[Start of Listing]
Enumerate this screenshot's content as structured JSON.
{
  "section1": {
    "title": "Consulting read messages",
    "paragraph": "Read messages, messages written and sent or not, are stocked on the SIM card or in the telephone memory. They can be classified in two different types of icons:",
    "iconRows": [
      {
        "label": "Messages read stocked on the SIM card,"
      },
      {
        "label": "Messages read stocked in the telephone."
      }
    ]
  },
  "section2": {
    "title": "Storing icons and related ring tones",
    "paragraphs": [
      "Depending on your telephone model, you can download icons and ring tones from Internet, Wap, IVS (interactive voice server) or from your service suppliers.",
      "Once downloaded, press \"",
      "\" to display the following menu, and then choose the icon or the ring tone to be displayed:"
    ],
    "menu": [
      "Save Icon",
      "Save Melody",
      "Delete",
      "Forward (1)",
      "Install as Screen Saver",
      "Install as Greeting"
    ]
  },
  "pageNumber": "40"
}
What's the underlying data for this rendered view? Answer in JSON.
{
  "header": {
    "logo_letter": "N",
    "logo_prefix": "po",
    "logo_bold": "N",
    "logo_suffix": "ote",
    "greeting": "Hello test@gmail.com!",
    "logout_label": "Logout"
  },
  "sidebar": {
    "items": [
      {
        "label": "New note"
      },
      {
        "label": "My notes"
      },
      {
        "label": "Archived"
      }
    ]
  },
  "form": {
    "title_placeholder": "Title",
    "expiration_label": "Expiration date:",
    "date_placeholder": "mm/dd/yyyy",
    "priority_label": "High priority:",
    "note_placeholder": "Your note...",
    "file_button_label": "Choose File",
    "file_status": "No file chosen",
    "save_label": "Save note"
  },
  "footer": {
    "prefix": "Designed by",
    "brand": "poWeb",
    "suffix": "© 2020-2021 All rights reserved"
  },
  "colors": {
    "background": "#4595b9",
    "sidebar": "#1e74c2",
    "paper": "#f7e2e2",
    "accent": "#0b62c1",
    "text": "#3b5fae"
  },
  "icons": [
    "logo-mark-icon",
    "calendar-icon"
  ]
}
[End of Listing]
*Required work*. Every line from the one holding "What's the underlying" through the final line of the listing must be echoed exactly; leave out all other lines.

*Task solution*.
What's the underlying data for this rendered view? Answer in JSON.
{
  "header": {
    "logo_letter": "N",
    "logo_prefix": "po",
    "logo_bold": "N",
    "logo_suffix": "ote",
    "greeting": "Hello test@gmail.com!",
    "logout_label": "Logout"
  },
  "sidebar": {
    "items": [
      {
        "label": "New note"
      },
      {
        "label": "My notes"
      },
      {
        "label": "Archived"
      }
    ]
  },
  "form": {
    "title_placeholder": "Title",
    "expiration_label": "Expiration date:",
    "date_placeholder": "mm/dd/yyyy",
    "priority_label": "High priority:",
    "note_placeholder": "Your note...",
    "file_button_label": "Choose File",
    "file_status": "No file chosen",
    "save_label": "Save note"
  },
  "footer": {
    "prefix": "Designed by",
    "brand": "poWeb",
    "suffix": "© 2020-2021 All rights reserved"
  },
  "colors": {
    "background": "#4595b9",
    "sidebar": "#1e74c2",
    "paper": "#f7e2e2",
    "accent": "#0b62c1",
    "text": "#3b5fae"
  },
  "icons": [
    "logo-mark-icon",
    "calendar-icon"
  ]
}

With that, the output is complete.